Goal –
Find the string "JSON" in the data, then copy every line where it is found.
++++++++
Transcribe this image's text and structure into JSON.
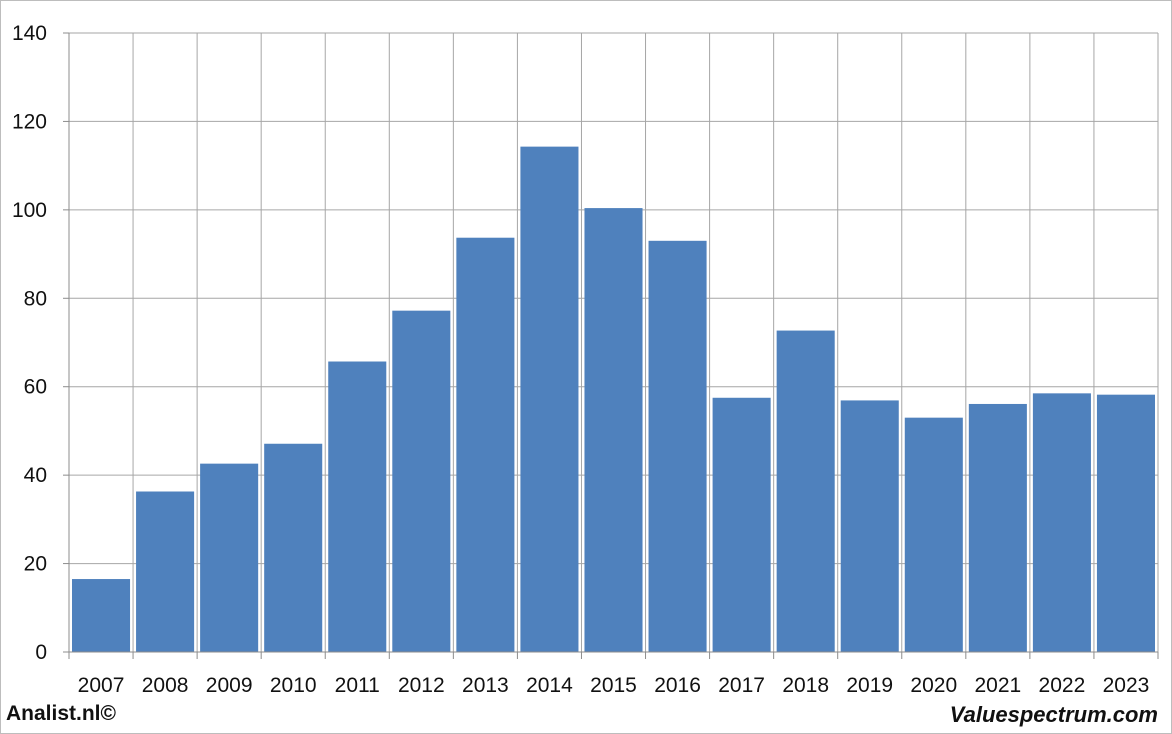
{
  "chart_data": {
    "type": "bar",
    "categories": [
      "2007",
      "2008",
      "2009",
      "2010",
      "2011",
      "2012",
      "2013",
      "2014",
      "2015",
      "2016",
      "2017",
      "2018",
      "2019",
      "2020",
      "2021",
      "2022",
      "2023"
    ],
    "values": [
      16.5,
      36.3,
      42.6,
      47.1,
      65.7,
      77.2,
      93.7,
      114.3,
      100.4,
      93.0,
      57.5,
      72.7,
      56.9,
      53.0,
      56.1,
      58.5,
      58.2
    ],
    "yticks": [
      "0",
      "20",
      "40",
      "60",
      "80",
      "100",
      "120",
      "140"
    ],
    "ylim": [
      0,
      140
    ],
    "grid": true,
    "bar_color": "#4f81bd",
    "grid_color": "#a6a6a6"
  },
  "footer": {
    "left_text": "Analist.nl©",
    "right_text": "Valuespectrum.com"
  }
}
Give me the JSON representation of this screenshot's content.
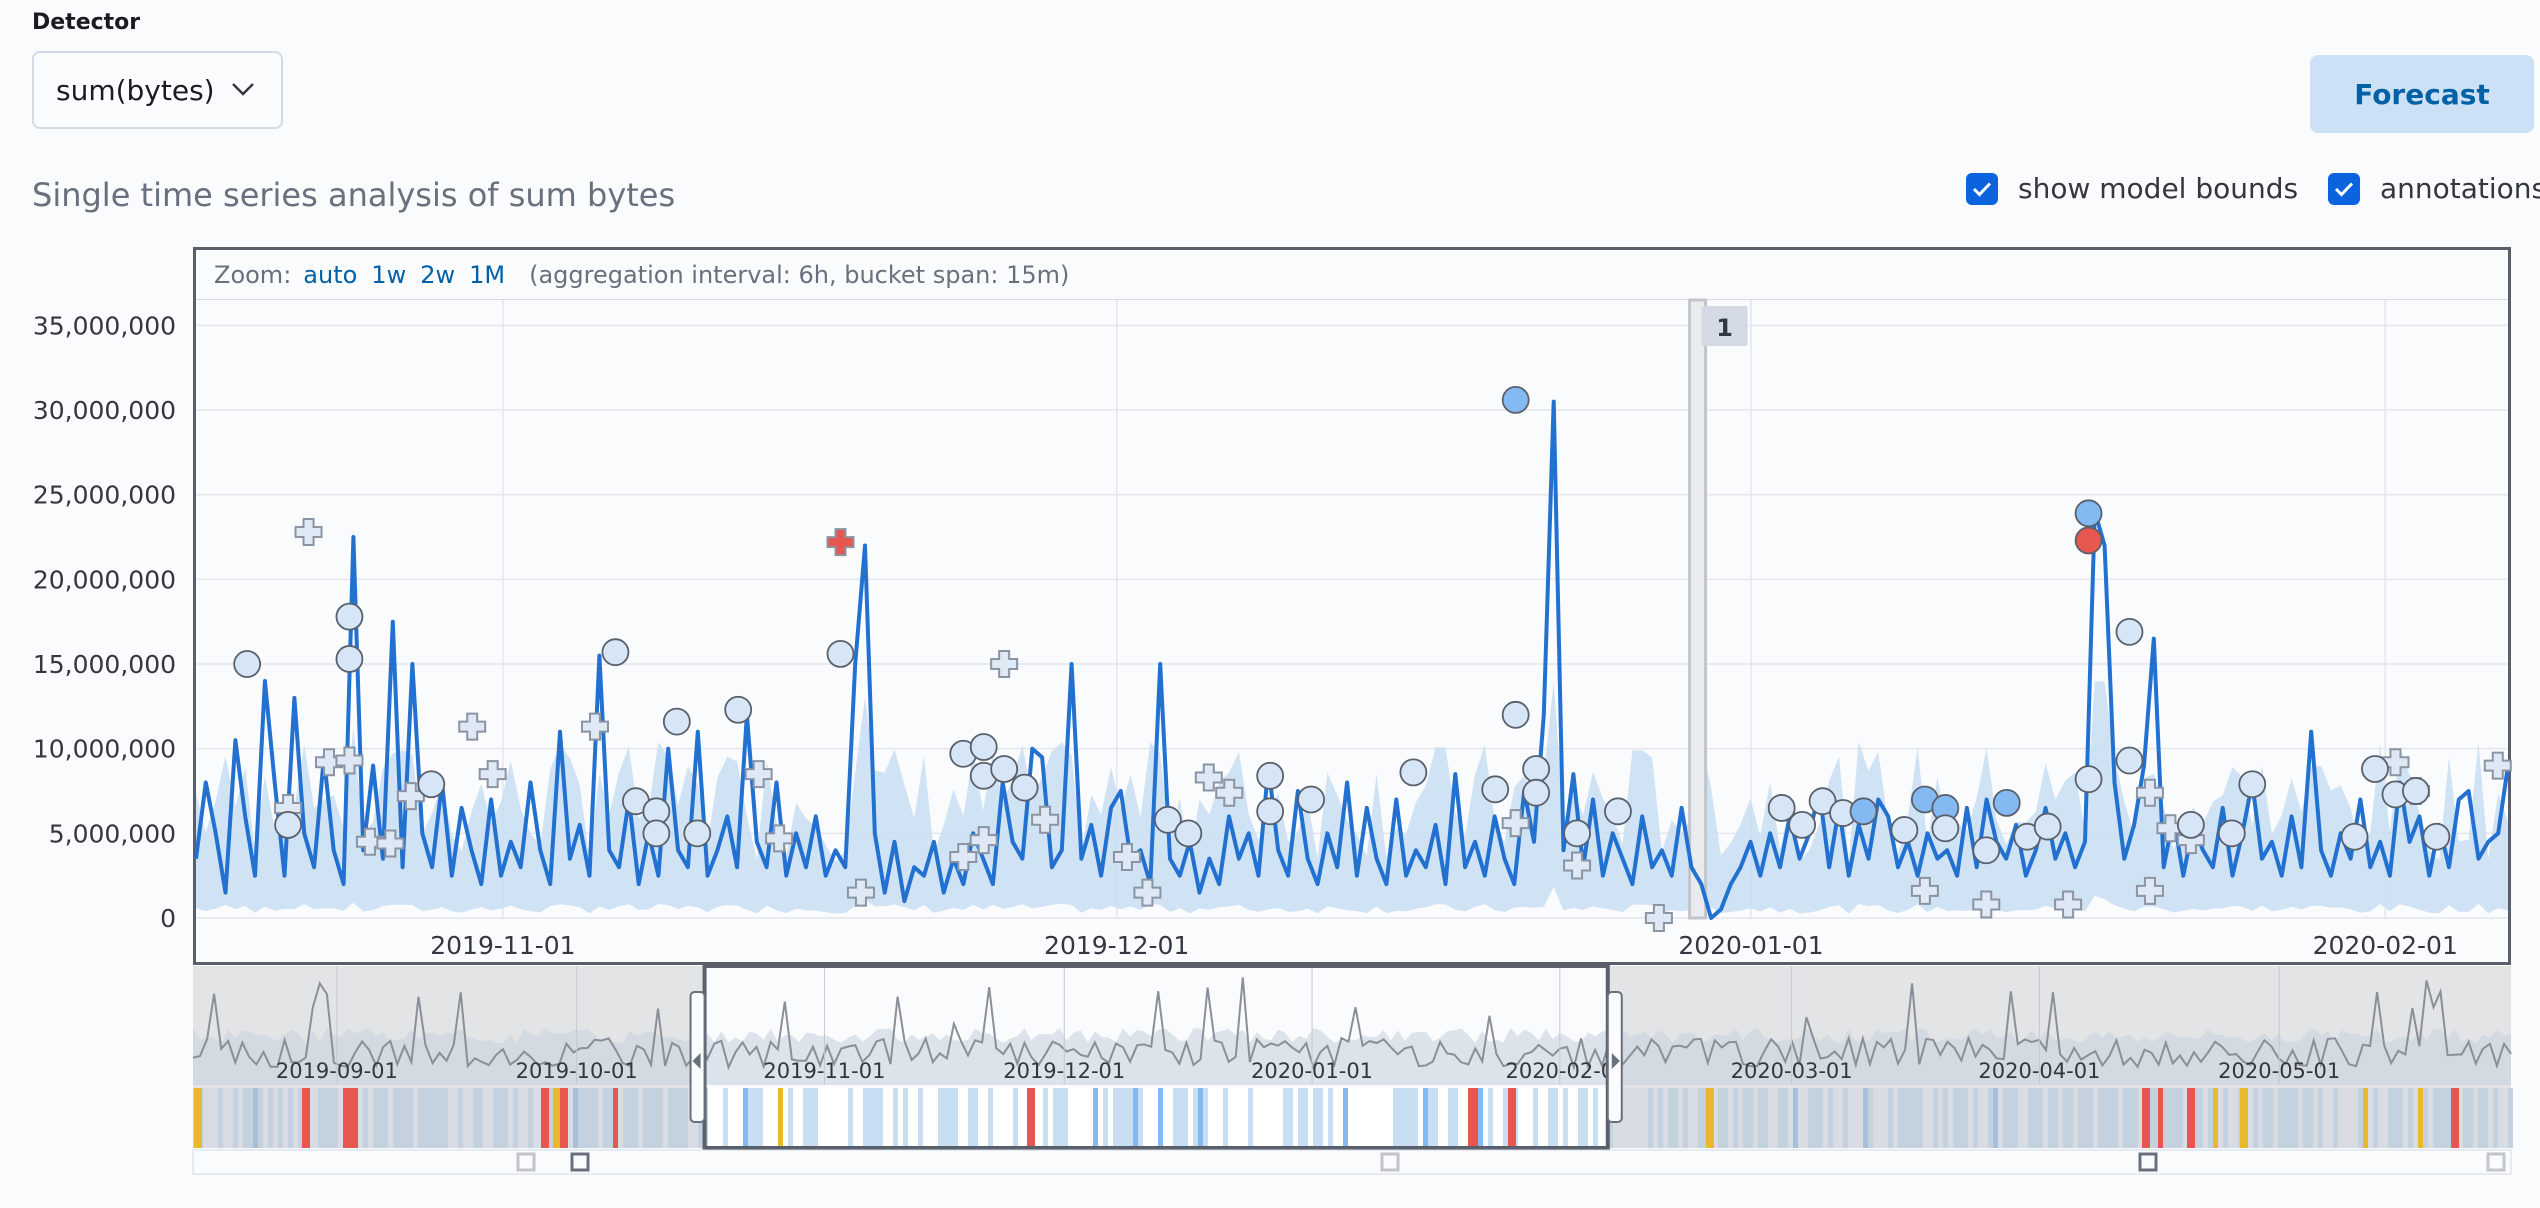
{
  "detector": {
    "label": "Detector",
    "value": "sum(bytes)"
  },
  "actions": {
    "forecast_label": "Forecast"
  },
  "page_title": "Single time series analysis of sum bytes",
  "toggles": [
    {
      "label": "show model bounds",
      "checked": true
    },
    {
      "label": "annotations",
      "checked": true
    }
  ],
  "zoom": {
    "label": "Zoom:",
    "options": [
      "auto",
      "1w",
      "2w",
      "1M"
    ],
    "info": "(aggregation interval: 6h, bucket span: 15m)"
  },
  "annotation_marker": "1",
  "colors": {
    "line": "#2271d1",
    "bounds": "#c8def3",
    "critical": "#e7574f",
    "major": "#84b9f1",
    "minor": "#d6e6f6",
    "selection_frame": "#5a606b",
    "accent": "#0061a6"
  },
  "chart_data": {
    "type": "line",
    "y_tick_labels": [
      "0",
      "5,000,000",
      "10,000,000",
      "15,000,000",
      "20,000,000",
      "25,000,000",
      "30,000,000",
      "35,000,000"
    ],
    "ylim": [
      0,
      36500000
    ],
    "x_tick_labels": [
      "2019-11-01",
      "2019-12-01",
      "2020-01-01",
      "2020-02-01"
    ],
    "x_range": [
      "2019-10-17",
      "2020-02-07"
    ],
    "series": [
      {
        "values": [
          3500000,
          8000000,
          5000000,
          1500000,
          10500000,
          6000000,
          2500000,
          14000000,
          8000000,
          2500000,
          13000000,
          5000000,
          3000000,
          9500000,
          4000000,
          2000000,
          22500000,
          4000000,
          9000000,
          3500000,
          17500000,
          3000000,
          15000000,
          5000000,
          3000000,
          8000000,
          2500000,
          6500000,
          4000000,
          2000000,
          7000000,
          2500000,
          4500000,
          3000000,
          8000000,
          4000000,
          2000000,
          11000000,
          3500000,
          5500000,
          2500000,
          15500000,
          4000000,
          3000000,
          7000000,
          2000000,
          5000000,
          2500000,
          10000000,
          4000000,
          3000000,
          11000000,
          2500000,
          4000000,
          6000000,
          3000000,
          12000000,
          4500000,
          3000000,
          8000000,
          2500000,
          5000000,
          3000000,
          6000000,
          2500000,
          4000000,
          3000000,
          15000000,
          22000000,
          5000000,
          1500000,
          4500000,
          1000000,
          3000000,
          2500000,
          4500000,
          1500000,
          3500000,
          2000000,
          5000000,
          3500000,
          2000000,
          8000000,
          4500000,
          3500000,
          10000000,
          9500000,
          3000000,
          4000000,
          15000000,
          3500000,
          5500000,
          2500000,
          6500000,
          7500000,
          3500000,
          4000000,
          2000000,
          15000000,
          3500000,
          2500000,
          4500000,
          1500000,
          3500000,
          2000000,
          6000000,
          3500000,
          5000000,
          2500000,
          9000000,
          4000000,
          2500000,
          7500000,
          3500000,
          2000000,
          5000000,
          3000000,
          8000000,
          2500000,
          6500000,
          3500000,
          2000000,
          7000000,
          2500000,
          4000000,
          3000000,
          5500000,
          2000000,
          8500000,
          3000000,
          4500000,
          2500000,
          6000000,
          3500000,
          2000000,
          7500000,
          4500000,
          12000000,
          30500000,
          4000000,
          8500000,
          3000000,
          7000000,
          2500000,
          5000000,
          3500000,
          2000000,
          6000000,
          3000000,
          4000000,
          2500000,
          6500000,
          3000000,
          2000000,
          0,
          500000,
          2000000,
          3000000,
          4500000,
          2500000,
          5000000,
          3000000,
          6000000,
          3500000,
          5000000,
          7500000,
          3000000,
          6500000,
          2500000,
          5500000,
          3500000,
          7000000,
          6000000,
          3000000,
          4500000,
          2500000,
          5000000,
          3500000,
          4000000,
          2500000,
          6500000,
          3000000,
          7000000,
          4500000,
          3500000,
          5500000,
          2500000,
          4000000,
          6500000,
          3500000,
          5000000,
          3000000,
          4500000,
          24000000,
          22000000,
          8000000,
          3500000,
          5500000,
          9000000,
          16500000,
          3000000,
          6000000,
          2500000,
          5500000,
          4000000,
          3000000,
          6500000,
          2500000,
          5000000,
          8000000,
          3500000,
          4500000,
          2500000,
          6000000,
          3000000,
          11000000,
          4000000,
          2500000,
          5000000,
          3500000,
          7000000,
          3000000,
          4500000,
          2500000,
          8000000,
          4500000,
          6000000,
          2500000,
          5500000,
          3000000,
          7000000,
          7500000,
          3500000,
          4500000,
          5000000,
          9000000
        ]
      }
    ],
    "model_bounds_upper_typical": 9500000,
    "anomalies": [
      {
        "date": "2019-10-19",
        "value": 15000000,
        "severity": "minor"
      },
      {
        "date": "2019-10-21",
        "value": 5500000,
        "severity": "minor"
      },
      {
        "date": "2019-10-24",
        "value": 17800000,
        "severity": "minor"
      },
      {
        "date": "2019-10-24",
        "value": 15300000,
        "severity": "minor"
      },
      {
        "date": "2019-10-28",
        "value": 7900000,
        "severity": "minor"
      },
      {
        "date": "2019-11-06",
        "value": 15700000,
        "severity": "minor"
      },
      {
        "date": "2019-11-07",
        "value": 6900000,
        "severity": "minor"
      },
      {
        "date": "2019-11-08",
        "value": 6300000,
        "severity": "minor"
      },
      {
        "date": "2019-11-08",
        "value": 5000000,
        "severity": "minor"
      },
      {
        "date": "2019-11-09",
        "value": 11600000,
        "severity": "minor"
      },
      {
        "date": "2019-11-10",
        "value": 5000000,
        "severity": "minor"
      },
      {
        "date": "2019-11-12",
        "value": 12300000,
        "severity": "minor"
      },
      {
        "date": "2019-11-17",
        "value": 15600000,
        "severity": "minor"
      },
      {
        "date": "2019-11-17",
        "value": 22200000,
        "severity": "critical"
      },
      {
        "date": "2019-11-23",
        "value": 9700000,
        "severity": "minor"
      },
      {
        "date": "2019-11-24",
        "value": 8400000,
        "severity": "minor"
      },
      {
        "date": "2019-11-24",
        "value": 10100000,
        "severity": "minor"
      },
      {
        "date": "2019-11-25",
        "value": 8800000,
        "severity": "minor"
      },
      {
        "date": "2019-11-26",
        "value": 7700000,
        "severity": "minor"
      },
      {
        "date": "2019-12-03",
        "value": 5800000,
        "severity": "minor"
      },
      {
        "date": "2019-12-04",
        "value": 5000000,
        "severity": "minor"
      },
      {
        "date": "2019-12-08",
        "value": 8400000,
        "severity": "minor"
      },
      {
        "date": "2019-12-08",
        "value": 6300000,
        "severity": "minor"
      },
      {
        "date": "2019-12-10",
        "value": 7000000,
        "severity": "minor"
      },
      {
        "date": "2019-12-15",
        "value": 8600000,
        "severity": "minor"
      },
      {
        "date": "2019-12-19",
        "value": 7600000,
        "severity": "minor"
      },
      {
        "date": "2019-12-20",
        "value": 12000000,
        "severity": "minor"
      },
      {
        "date": "2019-12-20",
        "value": 30600000,
        "severity": "major"
      },
      {
        "date": "2019-12-21",
        "value": 8800000,
        "severity": "minor"
      },
      {
        "date": "2019-12-21",
        "value": 7400000,
        "severity": "minor"
      },
      {
        "date": "2019-12-23",
        "value": 5000000,
        "severity": "minor"
      },
      {
        "date": "2019-12-25",
        "value": 6300000,
        "severity": "minor"
      },
      {
        "date": "2020-01-02",
        "value": 6500000,
        "severity": "minor"
      },
      {
        "date": "2020-01-03",
        "value": 5500000,
        "severity": "minor"
      },
      {
        "date": "2020-01-04",
        "value": 6900000,
        "severity": "minor"
      },
      {
        "date": "2020-01-05",
        "value": 6200000,
        "severity": "minor"
      },
      {
        "date": "2020-01-06",
        "value": 6300000,
        "severity": "major"
      },
      {
        "date": "2020-01-08",
        "value": 5200000,
        "severity": "minor"
      },
      {
        "date": "2020-01-09",
        "value": 7000000,
        "severity": "major"
      },
      {
        "date": "2020-01-10",
        "value": 6500000,
        "severity": "major"
      },
      {
        "date": "2020-01-10",
        "value": 5300000,
        "severity": "minor"
      },
      {
        "date": "2020-01-12",
        "value": 4000000,
        "severity": "minor"
      },
      {
        "date": "2020-01-13",
        "value": 6800000,
        "severity": "major"
      },
      {
        "date": "2020-01-14",
        "value": 4800000,
        "severity": "minor"
      },
      {
        "date": "2020-01-15",
        "value": 5400000,
        "severity": "minor"
      },
      {
        "date": "2020-01-17",
        "value": 23900000,
        "severity": "major"
      },
      {
        "date": "2020-01-17",
        "value": 22300000,
        "severity": "critical"
      },
      {
        "date": "2020-01-17",
        "value": 8200000,
        "severity": "minor"
      },
      {
        "date": "2020-01-19",
        "value": 9300000,
        "severity": "minor"
      },
      {
        "date": "2020-01-19",
        "value": 16900000,
        "severity": "minor"
      },
      {
        "date": "2020-01-22",
        "value": 5500000,
        "severity": "minor"
      },
      {
        "date": "2020-01-24",
        "value": 5000000,
        "severity": "minor"
      },
      {
        "date": "2020-01-25",
        "value": 7900000,
        "severity": "minor"
      },
      {
        "date": "2020-01-30",
        "value": 4800000,
        "severity": "minor"
      },
      {
        "date": "2020-01-31",
        "value": 8800000,
        "severity": "minor"
      },
      {
        "date": "2020-02-01",
        "value": 7300000,
        "severity": "minor"
      },
      {
        "date": "2020-02-02",
        "value": 7500000,
        "severity": "minor"
      },
      {
        "date": "2020-02-03",
        "value": 4800000,
        "severity": "minor"
      }
    ],
    "markers": [
      {
        "date": "2019-10-21",
        "value": 6500000
      },
      {
        "date": "2019-10-22",
        "value": 22800000
      },
      {
        "date": "2019-10-23",
        "value": 9200000
      },
      {
        "date": "2019-10-24",
        "value": 9300000
      },
      {
        "date": "2019-10-25",
        "value": 4500000
      },
      {
        "date": "2019-10-26",
        "value": 4400000
      },
      {
        "date": "2019-10-27",
        "value": 7200000
      },
      {
        "date": "2019-10-30",
        "value": 11300000
      },
      {
        "date": "2019-10-31",
        "value": 8500000
      },
      {
        "date": "2019-11-05",
        "value": 11300000
      },
      {
        "date": "2019-11-13",
        "value": 8500000
      },
      {
        "date": "2019-11-14",
        "value": 4700000
      },
      {
        "date": "2019-11-18",
        "value": 1500000
      },
      {
        "date": "2019-11-23",
        "value": 3600000
      },
      {
        "date": "2019-11-24",
        "value": 4600000
      },
      {
        "date": "2019-11-25",
        "value": 15000000
      },
      {
        "date": "2019-11-27",
        "value": 5800000
      },
      {
        "date": "2019-12-01",
        "value": 3600000
      },
      {
        "date": "2019-12-02",
        "value": 1500000
      },
      {
        "date": "2019-12-05",
        "value": 8300000
      },
      {
        "date": "2019-12-06",
        "value": 7400000
      },
      {
        "date": "2019-12-20",
        "value": 5600000
      },
      {
        "date": "2019-12-23",
        "value": 3100000
      },
      {
        "date": "2019-12-27",
        "value": 0
      },
      {
        "date": "2020-01-09",
        "value": 1600000
      },
      {
        "date": "2020-01-12",
        "value": 800000
      },
      {
        "date": "2020-01-16",
        "value": 800000
      },
      {
        "date": "2020-01-20",
        "value": 7400000
      },
      {
        "date": "2020-01-21",
        "value": 5300000
      },
      {
        "date": "2020-01-20",
        "value": 1600000
      },
      {
        "date": "2020-01-22",
        "value": 4600000
      },
      {
        "date": "2020-02-01",
        "value": 9200000
      },
      {
        "date": "2020-02-02",
        "value": 7500000
      },
      {
        "date": "2020-02-06",
        "value": 9000000
      }
    ],
    "annotation": {
      "start": "2019-12-29",
      "end": "2019-12-30",
      "label": "1"
    }
  },
  "context_chart": {
    "x_tick_labels": [
      "2019-09-01",
      "2019-10-01",
      "2019-11-01",
      "2019-12-01",
      "2020-01-01",
      "2020-02-0",
      "2020-03-01",
      "2020-04-01",
      "2020-05-01"
    ],
    "selection": [
      "2019-10-17",
      "2020-02-07"
    ]
  }
}
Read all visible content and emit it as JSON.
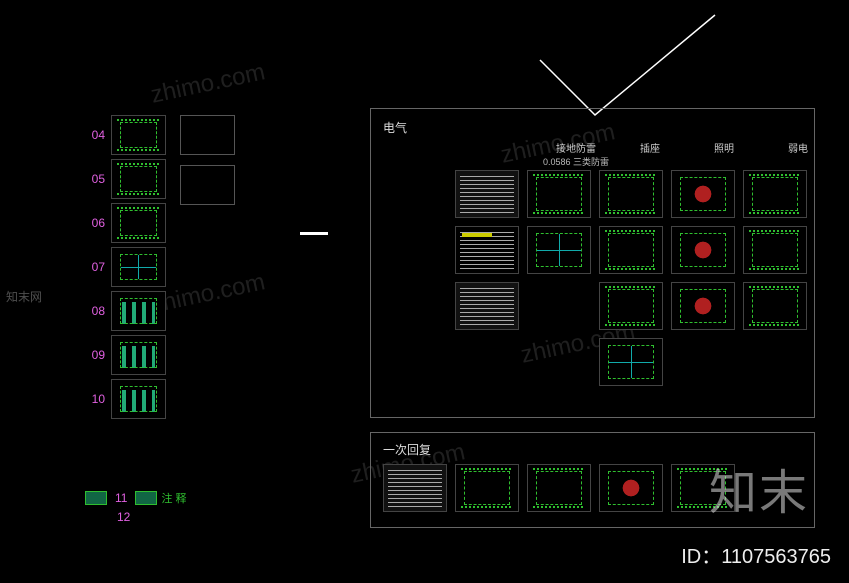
++++++++
Exercise result –
Transcribe this image's text and structure into JSON.
Give me the JSON representation of this screenshot's content.
Read all visible content and emit it as JSON.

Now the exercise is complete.